┌─ Excerpted data

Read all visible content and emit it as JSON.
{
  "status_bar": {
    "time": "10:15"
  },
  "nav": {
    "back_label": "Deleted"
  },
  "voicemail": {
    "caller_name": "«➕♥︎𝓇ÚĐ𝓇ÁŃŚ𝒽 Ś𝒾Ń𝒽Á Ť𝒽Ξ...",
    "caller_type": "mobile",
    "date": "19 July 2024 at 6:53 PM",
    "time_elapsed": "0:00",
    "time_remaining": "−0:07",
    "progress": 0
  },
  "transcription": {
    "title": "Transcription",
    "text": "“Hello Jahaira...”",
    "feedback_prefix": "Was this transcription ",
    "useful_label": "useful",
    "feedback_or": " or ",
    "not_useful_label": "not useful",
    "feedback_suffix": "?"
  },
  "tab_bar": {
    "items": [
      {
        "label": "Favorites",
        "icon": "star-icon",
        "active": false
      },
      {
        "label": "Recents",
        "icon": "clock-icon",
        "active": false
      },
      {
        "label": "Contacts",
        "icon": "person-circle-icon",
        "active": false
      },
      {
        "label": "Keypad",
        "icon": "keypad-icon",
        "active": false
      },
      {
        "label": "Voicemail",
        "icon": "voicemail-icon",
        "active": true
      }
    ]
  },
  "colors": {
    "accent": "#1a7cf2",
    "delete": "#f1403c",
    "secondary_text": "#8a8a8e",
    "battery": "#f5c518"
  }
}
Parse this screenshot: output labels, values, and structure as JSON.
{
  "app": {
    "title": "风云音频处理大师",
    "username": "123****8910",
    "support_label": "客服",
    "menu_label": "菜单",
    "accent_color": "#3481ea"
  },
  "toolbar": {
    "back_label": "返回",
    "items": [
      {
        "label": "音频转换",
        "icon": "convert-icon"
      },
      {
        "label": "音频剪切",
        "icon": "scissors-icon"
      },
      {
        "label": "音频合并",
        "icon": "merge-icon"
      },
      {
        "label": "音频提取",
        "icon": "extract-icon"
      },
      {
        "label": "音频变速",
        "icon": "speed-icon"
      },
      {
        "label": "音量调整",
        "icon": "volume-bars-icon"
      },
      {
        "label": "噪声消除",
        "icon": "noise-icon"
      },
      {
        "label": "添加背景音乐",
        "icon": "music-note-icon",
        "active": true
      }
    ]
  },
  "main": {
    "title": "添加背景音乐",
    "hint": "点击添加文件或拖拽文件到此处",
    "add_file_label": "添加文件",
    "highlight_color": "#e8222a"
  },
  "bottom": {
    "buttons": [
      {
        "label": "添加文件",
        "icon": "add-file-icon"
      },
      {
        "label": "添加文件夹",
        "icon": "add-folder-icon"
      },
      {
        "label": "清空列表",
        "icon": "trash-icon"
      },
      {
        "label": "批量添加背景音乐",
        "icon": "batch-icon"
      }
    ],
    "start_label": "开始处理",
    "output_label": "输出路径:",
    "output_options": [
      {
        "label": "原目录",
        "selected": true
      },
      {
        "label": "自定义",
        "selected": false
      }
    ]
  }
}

└─

Exercise objective
Copy each line of the listing that contains the string "title".

Response to the exercise
    "title": "Transcription",
    "title": "风云音频处理大师",
    "title": "添加背景音乐",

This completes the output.